Extract to read ::
The detail of long-term debt at September 30 for the year indicated is as follows:
2013 2012
Private Placement, fixed interest rates ranging from 5.2% to 6.6%, due 2013 to 2017 $ 1,040.0 $ 1,165.0
Senior Notes, fixed interest rate of 4.7%, due 2021 600.0 600.0
Senior Notes, fixed interest rate of 4.7%, due 2022, net of discount 498.8 498.6
Term Loan, repaid in December 2012 106.5
Total long-term debt, including current maturities 2,138.8 2,370.1
Less current portion 140.0 231.5
Total long-term debt $ 1,998.8 $ 2,138.6
The Company’s total borrowings were $2,237.8 at September 30, 2013, including $99.0 tied to variable interest rates. The
Company maintains total debt facilities of $2,687.8. The Company's Amended and Restated Revolving Credit Agreement,
which matures in 2016, currently provides for revolving credit loans and the issuance of letters of credit in an aggregate amount
of up to $450 at September 30, 2013. We had no outstanding borrowings under our revolving credit facility, and $438.5
remains available as of September 30, 2013, taking into account outstanding borrowings and $11.5 of outstanding letters of
credit.

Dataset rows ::
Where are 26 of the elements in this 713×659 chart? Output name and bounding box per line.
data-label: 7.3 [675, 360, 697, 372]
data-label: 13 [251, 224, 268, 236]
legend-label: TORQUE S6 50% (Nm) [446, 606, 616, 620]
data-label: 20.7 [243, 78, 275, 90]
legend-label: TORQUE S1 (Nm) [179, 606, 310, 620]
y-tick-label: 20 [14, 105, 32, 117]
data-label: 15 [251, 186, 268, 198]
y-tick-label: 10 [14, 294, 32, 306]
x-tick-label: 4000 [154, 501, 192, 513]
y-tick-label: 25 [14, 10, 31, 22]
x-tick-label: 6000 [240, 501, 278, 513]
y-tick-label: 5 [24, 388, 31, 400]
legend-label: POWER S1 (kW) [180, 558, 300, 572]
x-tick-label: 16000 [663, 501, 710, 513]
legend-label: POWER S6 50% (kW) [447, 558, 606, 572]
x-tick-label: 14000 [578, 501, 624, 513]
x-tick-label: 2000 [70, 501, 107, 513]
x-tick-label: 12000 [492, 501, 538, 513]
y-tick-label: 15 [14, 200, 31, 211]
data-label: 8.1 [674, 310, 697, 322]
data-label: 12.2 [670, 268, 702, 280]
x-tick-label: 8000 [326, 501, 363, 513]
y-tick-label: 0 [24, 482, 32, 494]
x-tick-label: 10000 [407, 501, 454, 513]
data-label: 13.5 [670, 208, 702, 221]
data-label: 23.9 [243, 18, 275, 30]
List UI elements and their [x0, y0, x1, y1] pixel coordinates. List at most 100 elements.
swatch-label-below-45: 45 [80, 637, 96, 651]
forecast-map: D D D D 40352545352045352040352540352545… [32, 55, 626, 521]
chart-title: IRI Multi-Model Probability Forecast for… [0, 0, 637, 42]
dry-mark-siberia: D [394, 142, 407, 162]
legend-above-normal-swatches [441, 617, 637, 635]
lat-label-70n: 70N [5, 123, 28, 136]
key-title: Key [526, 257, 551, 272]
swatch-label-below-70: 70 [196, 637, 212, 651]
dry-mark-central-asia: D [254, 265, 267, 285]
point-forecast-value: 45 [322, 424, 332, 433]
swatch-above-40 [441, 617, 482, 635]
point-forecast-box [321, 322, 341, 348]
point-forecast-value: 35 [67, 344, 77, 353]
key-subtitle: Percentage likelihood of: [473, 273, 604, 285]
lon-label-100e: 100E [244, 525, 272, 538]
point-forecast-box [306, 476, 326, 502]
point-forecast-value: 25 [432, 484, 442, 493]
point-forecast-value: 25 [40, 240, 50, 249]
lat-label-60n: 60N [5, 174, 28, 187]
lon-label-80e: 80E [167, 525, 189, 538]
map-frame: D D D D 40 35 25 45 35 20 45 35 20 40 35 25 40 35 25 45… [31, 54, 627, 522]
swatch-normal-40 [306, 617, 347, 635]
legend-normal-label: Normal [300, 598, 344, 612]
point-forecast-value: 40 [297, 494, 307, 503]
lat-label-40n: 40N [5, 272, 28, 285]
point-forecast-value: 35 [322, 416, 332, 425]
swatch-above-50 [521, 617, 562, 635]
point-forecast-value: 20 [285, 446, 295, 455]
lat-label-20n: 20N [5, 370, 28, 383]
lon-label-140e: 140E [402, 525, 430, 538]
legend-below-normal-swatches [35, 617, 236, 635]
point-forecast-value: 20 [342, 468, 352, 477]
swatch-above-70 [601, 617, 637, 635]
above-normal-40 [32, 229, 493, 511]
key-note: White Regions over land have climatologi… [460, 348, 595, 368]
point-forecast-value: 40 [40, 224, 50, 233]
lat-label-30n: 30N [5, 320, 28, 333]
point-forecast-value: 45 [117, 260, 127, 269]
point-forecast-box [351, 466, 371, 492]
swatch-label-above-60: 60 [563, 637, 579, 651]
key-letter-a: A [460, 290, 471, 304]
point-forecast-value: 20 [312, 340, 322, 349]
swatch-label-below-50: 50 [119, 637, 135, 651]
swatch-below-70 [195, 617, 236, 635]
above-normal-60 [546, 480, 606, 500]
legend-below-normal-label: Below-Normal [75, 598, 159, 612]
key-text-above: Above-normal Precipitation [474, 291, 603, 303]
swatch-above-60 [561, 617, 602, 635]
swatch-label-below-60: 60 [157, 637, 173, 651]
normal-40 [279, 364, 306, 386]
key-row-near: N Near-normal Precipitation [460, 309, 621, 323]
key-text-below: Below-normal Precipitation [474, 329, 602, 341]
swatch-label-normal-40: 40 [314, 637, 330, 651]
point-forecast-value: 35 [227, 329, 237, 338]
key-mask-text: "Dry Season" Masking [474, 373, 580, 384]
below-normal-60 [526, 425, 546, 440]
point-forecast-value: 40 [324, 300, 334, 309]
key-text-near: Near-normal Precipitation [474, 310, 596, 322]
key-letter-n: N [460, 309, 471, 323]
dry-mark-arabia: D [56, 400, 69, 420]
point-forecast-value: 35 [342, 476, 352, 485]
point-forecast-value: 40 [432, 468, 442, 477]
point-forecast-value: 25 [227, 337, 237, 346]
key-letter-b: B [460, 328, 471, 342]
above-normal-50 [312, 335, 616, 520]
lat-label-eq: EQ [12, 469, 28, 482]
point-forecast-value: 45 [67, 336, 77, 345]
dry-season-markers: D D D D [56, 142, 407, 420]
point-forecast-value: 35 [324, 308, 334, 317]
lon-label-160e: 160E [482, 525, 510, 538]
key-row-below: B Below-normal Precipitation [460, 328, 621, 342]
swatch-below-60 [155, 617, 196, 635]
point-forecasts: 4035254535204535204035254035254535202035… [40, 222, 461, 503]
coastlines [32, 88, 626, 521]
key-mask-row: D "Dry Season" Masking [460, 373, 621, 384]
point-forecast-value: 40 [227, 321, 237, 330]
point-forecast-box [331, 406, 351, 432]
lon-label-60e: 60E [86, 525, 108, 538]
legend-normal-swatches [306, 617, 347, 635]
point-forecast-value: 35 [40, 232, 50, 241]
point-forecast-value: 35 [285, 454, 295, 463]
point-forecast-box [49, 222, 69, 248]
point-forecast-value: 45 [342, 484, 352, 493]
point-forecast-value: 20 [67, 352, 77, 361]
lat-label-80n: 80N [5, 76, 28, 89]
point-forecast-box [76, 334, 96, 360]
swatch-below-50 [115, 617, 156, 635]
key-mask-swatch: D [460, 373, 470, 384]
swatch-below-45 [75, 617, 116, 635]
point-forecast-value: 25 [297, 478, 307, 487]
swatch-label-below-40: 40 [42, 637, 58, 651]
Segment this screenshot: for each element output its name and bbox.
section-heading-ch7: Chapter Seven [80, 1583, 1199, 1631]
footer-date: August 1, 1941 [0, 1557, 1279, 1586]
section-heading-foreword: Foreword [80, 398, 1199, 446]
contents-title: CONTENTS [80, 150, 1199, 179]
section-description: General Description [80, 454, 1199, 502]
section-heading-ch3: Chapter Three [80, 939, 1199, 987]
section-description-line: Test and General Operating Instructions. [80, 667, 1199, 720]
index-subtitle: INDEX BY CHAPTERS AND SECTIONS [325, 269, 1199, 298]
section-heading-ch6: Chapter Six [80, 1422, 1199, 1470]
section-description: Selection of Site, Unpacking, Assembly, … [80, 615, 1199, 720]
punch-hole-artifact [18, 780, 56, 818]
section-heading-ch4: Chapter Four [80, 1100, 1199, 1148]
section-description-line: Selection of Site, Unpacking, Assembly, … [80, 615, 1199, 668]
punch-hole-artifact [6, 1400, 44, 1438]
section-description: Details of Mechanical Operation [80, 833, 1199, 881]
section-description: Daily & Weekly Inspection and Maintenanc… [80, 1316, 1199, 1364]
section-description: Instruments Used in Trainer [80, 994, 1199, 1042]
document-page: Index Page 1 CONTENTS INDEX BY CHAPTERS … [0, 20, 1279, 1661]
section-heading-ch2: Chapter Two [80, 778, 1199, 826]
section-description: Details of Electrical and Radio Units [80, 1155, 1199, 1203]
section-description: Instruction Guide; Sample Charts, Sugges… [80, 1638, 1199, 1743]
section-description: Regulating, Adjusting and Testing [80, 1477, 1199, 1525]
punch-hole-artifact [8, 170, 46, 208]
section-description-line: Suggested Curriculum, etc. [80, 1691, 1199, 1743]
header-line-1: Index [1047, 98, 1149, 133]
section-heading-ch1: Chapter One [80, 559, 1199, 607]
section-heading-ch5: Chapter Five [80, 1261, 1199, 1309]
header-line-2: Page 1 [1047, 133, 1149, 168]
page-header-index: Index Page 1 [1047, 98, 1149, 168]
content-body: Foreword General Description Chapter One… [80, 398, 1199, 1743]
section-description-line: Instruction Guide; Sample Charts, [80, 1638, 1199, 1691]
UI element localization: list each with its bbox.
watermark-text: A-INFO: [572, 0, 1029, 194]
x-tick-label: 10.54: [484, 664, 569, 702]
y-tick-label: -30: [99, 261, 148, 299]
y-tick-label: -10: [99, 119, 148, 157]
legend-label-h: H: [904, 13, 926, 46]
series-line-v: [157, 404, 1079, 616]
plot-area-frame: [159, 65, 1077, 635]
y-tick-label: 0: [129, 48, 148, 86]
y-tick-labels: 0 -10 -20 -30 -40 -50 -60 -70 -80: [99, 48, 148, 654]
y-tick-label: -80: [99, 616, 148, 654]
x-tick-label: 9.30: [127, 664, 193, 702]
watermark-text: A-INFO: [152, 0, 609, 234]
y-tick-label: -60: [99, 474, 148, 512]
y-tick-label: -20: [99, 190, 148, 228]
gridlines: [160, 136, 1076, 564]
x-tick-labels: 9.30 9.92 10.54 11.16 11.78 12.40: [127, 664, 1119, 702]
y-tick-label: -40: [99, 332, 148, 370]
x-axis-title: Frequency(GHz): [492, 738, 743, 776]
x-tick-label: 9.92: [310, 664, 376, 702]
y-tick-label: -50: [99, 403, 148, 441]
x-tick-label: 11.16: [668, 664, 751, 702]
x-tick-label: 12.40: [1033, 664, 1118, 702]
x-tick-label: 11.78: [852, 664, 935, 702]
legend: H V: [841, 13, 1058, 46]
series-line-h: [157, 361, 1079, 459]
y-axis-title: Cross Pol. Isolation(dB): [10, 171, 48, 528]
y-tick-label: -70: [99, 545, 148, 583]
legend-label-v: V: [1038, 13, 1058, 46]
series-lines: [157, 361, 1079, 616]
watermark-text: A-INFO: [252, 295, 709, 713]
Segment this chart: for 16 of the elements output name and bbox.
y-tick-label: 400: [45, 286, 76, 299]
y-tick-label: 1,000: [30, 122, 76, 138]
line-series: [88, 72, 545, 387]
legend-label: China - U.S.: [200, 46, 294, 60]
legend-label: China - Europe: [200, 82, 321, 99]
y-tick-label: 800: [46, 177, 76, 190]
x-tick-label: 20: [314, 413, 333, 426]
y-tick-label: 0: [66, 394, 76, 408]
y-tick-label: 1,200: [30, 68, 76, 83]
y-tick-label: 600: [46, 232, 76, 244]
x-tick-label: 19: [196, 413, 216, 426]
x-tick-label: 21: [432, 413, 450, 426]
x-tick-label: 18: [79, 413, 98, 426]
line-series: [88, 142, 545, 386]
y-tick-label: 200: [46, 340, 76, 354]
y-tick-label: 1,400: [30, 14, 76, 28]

Tasks to perform ::
**a.** Using the debt extract, decide whether each statement agrees with it: (i) the Senior Notes due 2021 carry a fixed interest rate of 4.7%; (ii) the Amended and Restated Revolving Credit Agreement matures in 2017; (iii) $99.0 of the total borrowings at September 30, 2013 were tied to variable interest rates. Answer yes or no for each, quoting the deciding words of the extract.
**b.** Convert the listing into a Markdown table with the columns n (row number) and Line. Include everything from its first line down to the line containing "lon-label-80e: 80E [167, 525, 189, 538]", both ends included, and omit blank lines.
The debt extract and the listing are two separate pieces of material.

Answers in order ::
**a.**
(i) Yes: "Senior Notes, fixed interest rate of 4.7%, due 2021"
(ii) No: "which matures in 2016"
(iii) Yes: "including $99.0 tied to variable interest rates"

**b.**
| n | Line |
|---|---|
| 1 | Where are 26 of the elements in this 713×659 chart? Output name and bounding box per line. |
| 2 | data-label: 7.3 [675, 360, 697, 372] |
| 3 | data-label: 13 [251, 224, 268, 236] |
| 4 | legend-label: TORQUE S6 50% (Nm) [446, 606, 616, 620] |
| 5 | data-label: 20.7 [243, 78, 275, 90] |
| 6 | legend-label: TORQUE S1 (Nm) [179, 606, 310, 620] |
| 7 | y-tick-label: 20 [14, 105, 32, 117] |
| 8 | data-label: 15 [251, 186, 268, 198] |
| 9 | y-tick-label: 10 [14, 294, 32, 306] |
| 10 | x-tick-label: 4000 [154, 501, 192, 513] |
| 11 | y-tick-label: 25 [14, 10, 31, 22] |
| 12 | x-tick-label: 6000 [240, 501, 278, 513] |
| 13 | y-tick-label: 5 [24, 388, 31, 400] |
| 14 | legend-label: POWER S1 (kW) [180, 558, 300, 572] |
| 15 | x-tick-label: 16000 [663, 501, 710, 513] |
| 16 | legend-label: POWER S6 50% (kW) [447, 558, 606, 572] |
| 17 | x-tick-label: 14000 [578, 501, 624, 513] |
| 18 | x-tick-label: 2000 [70, 501, 107, 513] |
| 19 | x-tick-label: 12000 [492, 501, 538, 513] |
| 20 | y-tick-label: 15 [14, 200, 31, 211] |
| 21 | data-label: 8.1 [674, 310, 697, 322] |
| 22 | data-label: 12.2 [670, 268, 702, 280] |
| 23 | x-tick-label: 8000 [326, 501, 363, 513] |
| 24 | y-tick-label: 0 [24, 482, 32, 494] |
| 25 | x-tick-label: 10000 [407, 501, 454, 513] |
| 26 | data-label: 13.5 [670, 208, 702, 221] |
| 27 | data-label: 23.9 [243, 18, 275, 30] |
| 28 | List UI elements and their [x0, y0, x1, y1] pixel coordinates. List at most 100 elements. |
| 29 | swatch-label-below-45: 45 [80, 637, 96, 651] |
| 30 | forecast-map: D D D D 40352545352045352040352540352545… [32, 55, 626, 521] |
| 31 | chart-title: IRI Multi-Model Probability Forecast for… [0, 0, 637, 42] |
| 32 | dry-mark-siberia: D [394, 142, 407, 162] |
| 33 | legend-above-normal-swatches [441, 617, 637, 635] |
| 34 | lat-label-70n: 70N [5, 123, 28, 136] |
| 35 | key-title: Key [526, 257, 551, 272] |
| 36 | swatch-label-below-70: 70 [196, 637, 212, 651] |
| 37 | dry-mark-central-asia: D [254, 265, 267, 285] |
| 38 | point-forecast-value: 45 [322, 424, 332, 433] |
| 39 | swatch-above-40 [441, 617, 482, 635] |
| 40 | point-forecast-box [321, 322, 341, 348] |
| 41 | point-forecast-value: 35 [67, 344, 77, 353] |
| 42 | key-subtitle: Percentage likelihood of: [473, 273, 604, 285] |
| 43 | lon-label-100e: 100E [244, 525, 272, 538] |
| 44 | point-forecast-box [306, 476, 326, 502] |
| 45 | point-forecast-value: 25 [432, 484, 442, 493] |
| 46 | point-forecast-value: 25 [40, 240, 50, 249] |
| 47 | lat-label-60n: 60N [5, 174, 28, 187] |
| 48 | lon-label-80e: 80E [167, 525, 189, 538] |